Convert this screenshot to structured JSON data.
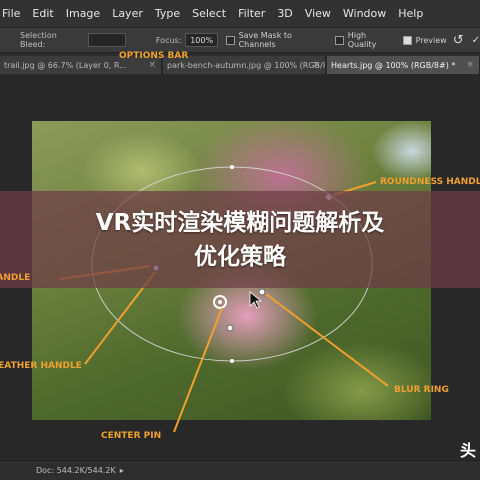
{
  "menu": {
    "items": [
      "File",
      "Edit",
      "Image",
      "Layer",
      "Type",
      "Select",
      "Filter",
      "3D",
      "View",
      "Window",
      "Help"
    ]
  },
  "options_bar": {
    "selection_bleed_label": "Selection Bleed:",
    "focus_label": "Focus:",
    "focus_value": "100%",
    "save_mask_label": "Save Mask to Channels",
    "high_quality_label": "High Quality",
    "preview_label": "Preview",
    "undo_icon": "undo-icon",
    "preview_checked": true
  },
  "tabs": [
    "trail.jpg @ 66.7% (Layer 0, R...",
    "park-bench-autumn.jpg @ 100% (RGB/8...",
    "Hearts.jpg @ 100% (RGB/8#) *"
  ],
  "callouts": {
    "options_bar": "OPTIONS BAR",
    "roundness_handle": "ROUNDNESS HANDLE",
    "feather_handle": "FEATHER HANDLE",
    "fade_handle": "FADE HANDLE",
    "center_pin": "CENTER PIN",
    "blur_ring": "BLUR RING"
  },
  "banner": {
    "line1": "VR实时渲染模糊问题解析及",
    "line2": "优化策略"
  },
  "status": {
    "doc_info": "Doc: 544.2K/544.2K"
  },
  "watermark": "头",
  "colors": {
    "callout": "#f0a030",
    "banner_bg": "#6e3c46"
  }
}
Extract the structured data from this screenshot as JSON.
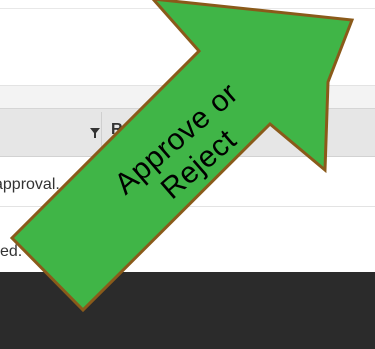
{
  "grid": {
    "column_header": "Re",
    "row_1_text": "approval.",
    "row_2_text": "ved."
  },
  "annotation": {
    "line_1": "Approve or",
    "line_2": "Reject",
    "fill_color": "#40b547",
    "stroke_color": "#8a5a1a"
  }
}
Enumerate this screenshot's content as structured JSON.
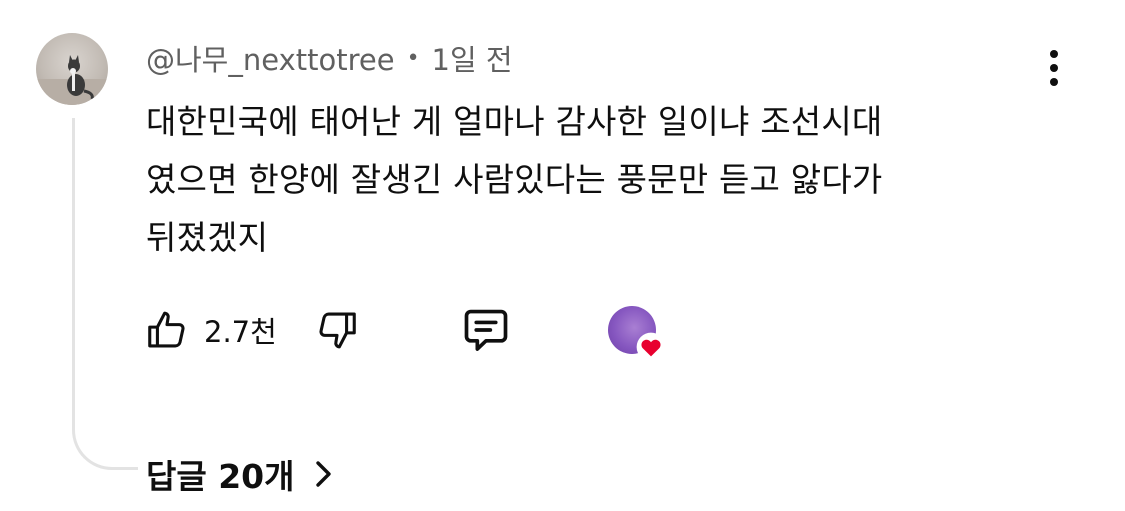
{
  "comment": {
    "author": "@나무_nexttotree",
    "separator": "•",
    "time": "1일 전",
    "lines": [
      "대한민국에 태어난 게 얼마나 감사한 일이냐 조선시대",
      "였으면 한양에 잘생긴 사람있다는 풍문만 듣고 앓다가",
      "뒤졌겠지"
    ],
    "like_count": "2.7천"
  },
  "replies": {
    "label": "답글 20개"
  },
  "icons": {
    "avatar": "cat-avatar",
    "more": "more-vertical-icon",
    "like": "thumbs-up-icon",
    "dislike": "thumbs-down-icon",
    "reply": "comment-icon",
    "creator_heart": "creator-heart-badge",
    "chevron": "chevron-right-icon"
  },
  "colors": {
    "text": "#0f0f0f",
    "secondary_text": "#606060",
    "heart": "#e8002f",
    "thread_line": "#e3e3e3"
  }
}
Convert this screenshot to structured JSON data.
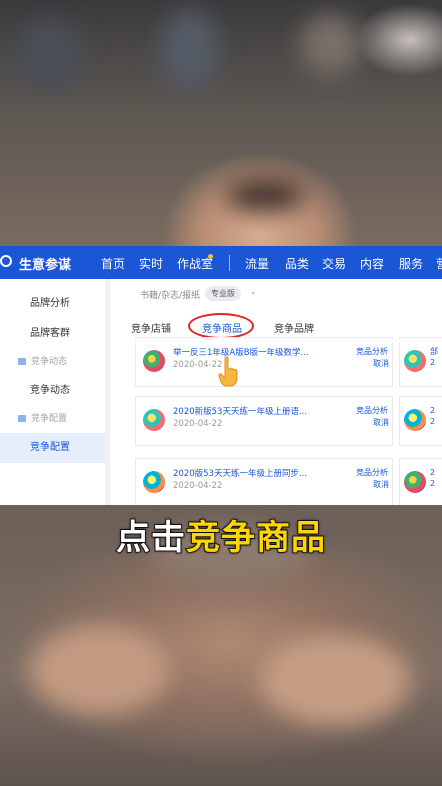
{
  "topnav": {
    "brand": "生意参谋",
    "items": [
      "首页",
      "实时",
      "作战室",
      "流量",
      "品类",
      "交易",
      "内容",
      "服务",
      "营"
    ]
  },
  "sidebar": {
    "items": [
      {
        "label": "品牌分析",
        "type": "item"
      },
      {
        "label": "品牌客群",
        "type": "item"
      },
      {
        "label": "竞争动态",
        "type": "group"
      },
      {
        "label": "竞争动态",
        "type": "item"
      },
      {
        "label": "竞争配置",
        "type": "group"
      },
      {
        "label": "竞争配置",
        "type": "item",
        "active": true
      }
    ]
  },
  "main": {
    "breadcrumb": "书籍/杂志/报纸",
    "badge": "专业版",
    "tabs": [
      {
        "label": "竞争店铺"
      },
      {
        "label": "竞争商品",
        "active": true
      },
      {
        "label": "竞争品牌"
      }
    ],
    "cards": [
      {
        "title": "举一反三1年级A版B版一年级数学...",
        "date": "2020-04-22",
        "action1": "竞品分析",
        "action2": "取消"
      },
      {
        "title": "2020新版53天天练一年级上册语...",
        "date": "2020-04-22",
        "action1": "竞品分析",
        "action2": "取消"
      },
      {
        "title": "2020版53天天练一年级上册同步...",
        "date": "2020-04-22",
        "action1": "竞品分析",
        "action2": "取消"
      }
    ],
    "side_cards": [
      {
        "line1": "部",
        "line2": "2"
      },
      {
        "line1": "2",
        "line2": "2"
      },
      {
        "line1": "2",
        "line2": "2"
      }
    ]
  },
  "caption": {
    "part1": "点击",
    "part2": "竞争商品"
  },
  "colors": {
    "nav_blue": "#1a56d6",
    "highlight_red": "#e02424",
    "caption_yellow": "#ffd600"
  }
}
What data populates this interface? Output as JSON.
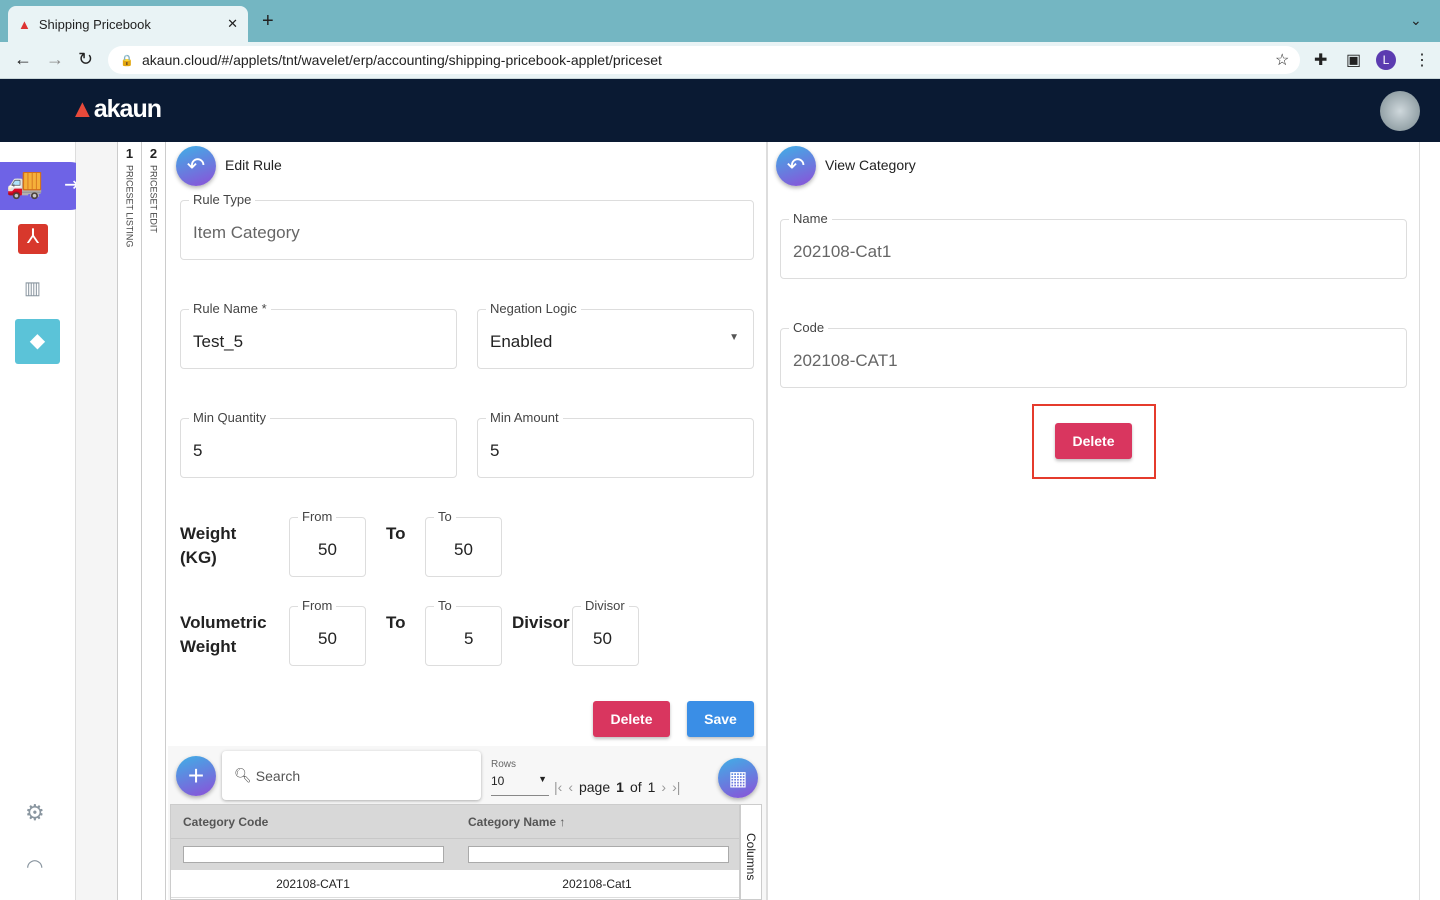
{
  "browser": {
    "tab_title": "Shipping Pricebook",
    "url": "akaun.cloud/#/applets/tnt/wavelet/erp/accounting/shipping-pricebook-applet/priceset",
    "profile_initial": "L"
  },
  "app": {
    "logo": "akaun"
  },
  "sidebar": {
    "items": [
      {
        "icon": "truck-icon"
      },
      {
        "icon": "app-icon"
      },
      {
        "icon": "book-icon"
      },
      {
        "icon": "tag-icon"
      },
      {
        "icon": "gear-icon"
      },
      {
        "icon": "user-icon"
      }
    ]
  },
  "breadcrumbs": [
    {
      "num": "1",
      "label": "PRICESET LISTING"
    },
    {
      "num": "2",
      "label": "PRICESET EDIT"
    }
  ],
  "edit_rule": {
    "title": "Edit Rule",
    "rule_type": {
      "label": "Rule Type",
      "value": "Item Category"
    },
    "rule_name": {
      "label": "Rule Name *",
      "value": "Test_5"
    },
    "negation": {
      "label": "Negation Logic",
      "value": "Enabled"
    },
    "min_qty": {
      "label": "Min Quantity",
      "value": "5"
    },
    "min_amt": {
      "label": "Min Amount",
      "value": "5"
    },
    "weight": {
      "label1": "Weight",
      "label2": "(KG)",
      "from_label": "From",
      "from": "50",
      "to_text": "To",
      "to_label": "To",
      "to": "50"
    },
    "vol": {
      "label1": "Volumetric",
      "label2": "Weight",
      "from_label": "From",
      "from": "50",
      "to_text": "To",
      "to_label": "To",
      "to": "5",
      "divisor_text": "Divisor",
      "divisor_label": "Divisor",
      "divisor": "50"
    },
    "delete": "Delete",
    "save": "Save"
  },
  "grid": {
    "search_placeholder": "Search",
    "rows_label": "Rows",
    "rows": "10",
    "page_word": "page",
    "page": "1",
    "of_word": "of",
    "total": "1",
    "columns_label": "Columns",
    "headers": [
      "Category Code",
      "Category Name"
    ],
    "sort_arrow": "↑",
    "rows_data": [
      [
        "202108-CAT1",
        "202108-Cat1"
      ]
    ]
  },
  "view_category": {
    "title": "View Category",
    "name": {
      "label": "Name",
      "value": "202108-Cat1"
    },
    "code": {
      "label": "Code",
      "value": "202108-CAT1"
    },
    "delete": "Delete"
  },
  "colors": {
    "accent_red": "#d9365f",
    "accent_blue": "#3a8ee6",
    "header": "#0a1a33",
    "highlight": "#e53b2c"
  }
}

=======

* _What is asked_
Images in the data above are to be skipped. Retype all other material exactly.

* _Full solution_
Convert this screenshot to structured JSON data.
{
  "menu": {
    "items": [
      "File",
      "Edit",
      "Image",
      "Layer",
      "Type",
      "Select",
      "Filter",
      "3D",
      "View",
      "Window",
      "Help"
    ]
  },
  "options_bar": {
    "selection_bleed_label": "Selection Bleed:",
    "focus_label": "Focus:",
    "focus_value": "100%",
    "save_mask_label": "Save Mask to Channels",
    "high_quality_label": "High Quality",
    "preview_label": "Preview",
    "undo_icon": "undo-icon",
    "preview_checked": true
  },
  "tabs": [
    "trail.jpg @ 66.7% (Layer 0, R...",
    "park-bench-autumn.jpg @ 100% (RGB/8...",
    "Hearts.jpg @ 100% (RGB/8#) *"
  ],
  "callouts": {
    "options_bar": "OPTIONS BAR",
    "roundness_handle": "ROUNDNESS HANDLE",
    "feather_handle": "FEATHER HANDLE",
    "fade_handle": "FADE HANDLE",
    "center_pin": "CENTER PIN",
    "blur_ring": "BLUR RING"
  },
  "banner": {
    "line1": "VR实时渲染模糊问题解析及",
    "line2": "优化策略"
  },
  "status": {
    "doc_info": "Doc: 544.2K/544.2K"
  },
  "watermark": "头",
  "colors": {
    "callout": "#f0a030",
    "banner_bg": "#6e3c46"
  }
}
Extract the structured data from this screenshot as JSON.
{
  "grid": {
    "column_header": "Re",
    "row_1_text": "approval.",
    "row_2_text": "ved."
  },
  "annotation": {
    "line_1": "Approve or",
    "line_2": "Reject",
    "fill_color": "#40b547",
    "stroke_color": "#8a5a1a"
  }
}
Enumerate this screenshot's content as structured JSON.
{
  "comment": {
    "author": "@나무_nexttotree",
    "separator": "•",
    "time": "1일 전",
    "lines": [
      "대한민국에 태어난 게 얼마나 감사한 일이냐 조선시대",
      "였으면 한양에 잘생긴 사람있다는 풍문만 듣고 앓다가",
      "뒤졌겠지"
    ],
    "like_count": "2.7천"
  },
  "replies": {
    "label": "답글 20개"
  },
  "icons": {
    "avatar": "cat-avatar",
    "more": "more-vertical-icon",
    "like": "thumbs-up-icon",
    "dislike": "thumbs-down-icon",
    "reply": "comment-icon",
    "creator_heart": "creator-heart-badge",
    "chevron": "chevron-right-icon"
  },
  "colors": {
    "text": "#0f0f0f",
    "secondary_text": "#606060",
    "heart": "#e8002f",
    "thread_line": "#e3e3e3"
  }
}
Convert this screenshot to structured JSON data.
{
  "topnav": {
    "brand": "生意参谋",
    "items": [
      "首页",
      "实时",
      "作战室",
      "流量",
      "品类",
      "交易",
      "内容",
      "服务",
      "营"
    ]
  },
  "sidebar": {
    "items": [
      {
        "label": "品牌分析",
        "type": "item"
      },
      {
        "label": "品牌客群",
        "type": "item"
      },
      {
        "label": "竞争动态",
        "type": "group"
      },
      {
        "label": "竞争动态",
        "type": "item"
      },
      {
        "label": "竞争配置",
        "type": "group"
      },
      {
        "label": "竞争配置",
        "type": "item",
        "active": true
      }
    ]
  },
  "main": {
    "breadcrumb": "书籍/杂志/报纸",
    "badge": "专业版",
    "tabs": [
      {
        "label": "竞争店铺"
      },
      {
        "label": "竞争商品",
        "active": true
      },
      {
        "label": "竞争品牌"
      }
    ],
    "cards": [
      {
        "title": "举一反三1年级A版B版一年级数学...",
        "date": "2020-04-22",
        "action1": "竞品分析",
        "action2": "取消"
      },
      {
        "title": "2020新版53天天练一年级上册语...",
        "date": "2020-04-22",
        "action1": "竞品分析",
        "action2": "取消"
      },
      {
        "title": "2020版53天天练一年级上册同步...",
        "date": "2020-04-22",
        "action1": "竞品分析",
        "action2": "取消"
      }
    ],
    "side_cards": [
      {
        "line1": "部",
        "line2": "2"
      },
      {
        "line1": "2",
        "line2": "2"
      },
      {
        "line1": "2",
        "line2": "2"
      }
    ]
  },
  "caption": {
    "part1": "点击",
    "part2": "竞争商品"
  },
  "colors": {
    "nav_blue": "#1a56d6",
    "highlight_red": "#e02424",
    "caption_yellow": "#ffd600"
  }
}
What data populates this interface? Output as JSON.
{
  "browser": {
    "tab_title": "Shipping Pricebook",
    "url": "akaun.cloud/#/applets/tnt/wavelet/erp/accounting/shipping-pricebook-applet/priceset",
    "profile_initial": "L"
  },
  "app": {
    "logo": "akaun"
  },
  "sidebar": {
    "items": [
      {
        "icon": "truck-icon"
      },
      {
        "icon": "app-icon"
      },
      {
        "icon": "book-icon"
      },
      {
        "icon": "tag-icon"
      },
      {
        "icon": "gear-icon"
      },
      {
        "icon": "user-icon"
      }
    ]
  },
  "breadcrumbs": [
    {
      "num": "1",
      "label": "PRICESET LISTING"
    },
    {
      "num": "2",
      "label": "PRICESET EDIT"
    }
  ],
  "edit_rule": {
    "title": "Edit Rule",
    "rule_type": {
      "label": "Rule Type",
      "value": "Item Category"
    },
    "rule_name": {
      "label": "Rule Name *",
      "value": "Test_5"
    },
    "negation": {
      "label": "Negation Logic",
      "value": "Enabled"
    },
    "min_qty": {
      "label": "Min Quantity",
      "value": "5"
    },
    "min_amt": {
      "label": "Min Amount",
      "value": "5"
    },
    "weight": {
      "label1": "Weight",
      "label2": "(KG)",
      "from_label": "From",
      "from": "50",
      "to_text": "To",
      "to_label": "To",
      "to": "50"
    },
    "vol": {
      "label1": "Volumetric",
      "label2": "Weight",
      "from_label": "From",
      "from": "50",
      "to_text": "To",
      "to_label": "To",
      "to": "5",
      "divisor_text": "Divisor",
      "divisor_label": "Divisor",
      "divisor": "50"
    },
    "delete": "Delete",
    "save": "Save"
  },
  "grid": {
    "search_placeholder": "Search",
    "rows_label": "Rows",
    "rows": "10",
    "page_word": "page",
    "page": "1",
    "of_word": "of",
    "total": "1",
    "columns_label": "Columns",
    "headers": [
      "Category Code",
      "Category Name"
    ],
    "sort_arrow": "↑",
    "rows_data": [
      [
        "202108-CAT1",
        "202108-Cat1"
      ]
    ]
  },
  "view_category": {
    "title": "View Category",
    "name": {
      "label": "Name",
      "value": "202108-Cat1"
    },
    "code": {
      "label": "Code",
      "value": "202108-CAT1"
    },
    "delete": "Delete"
  },
  "colors": {
    "accent_red": "#d9365f",
    "accent_blue": "#3a8ee6",
    "header": "#0a1a33",
    "highlight": "#e53b2c"
  }
}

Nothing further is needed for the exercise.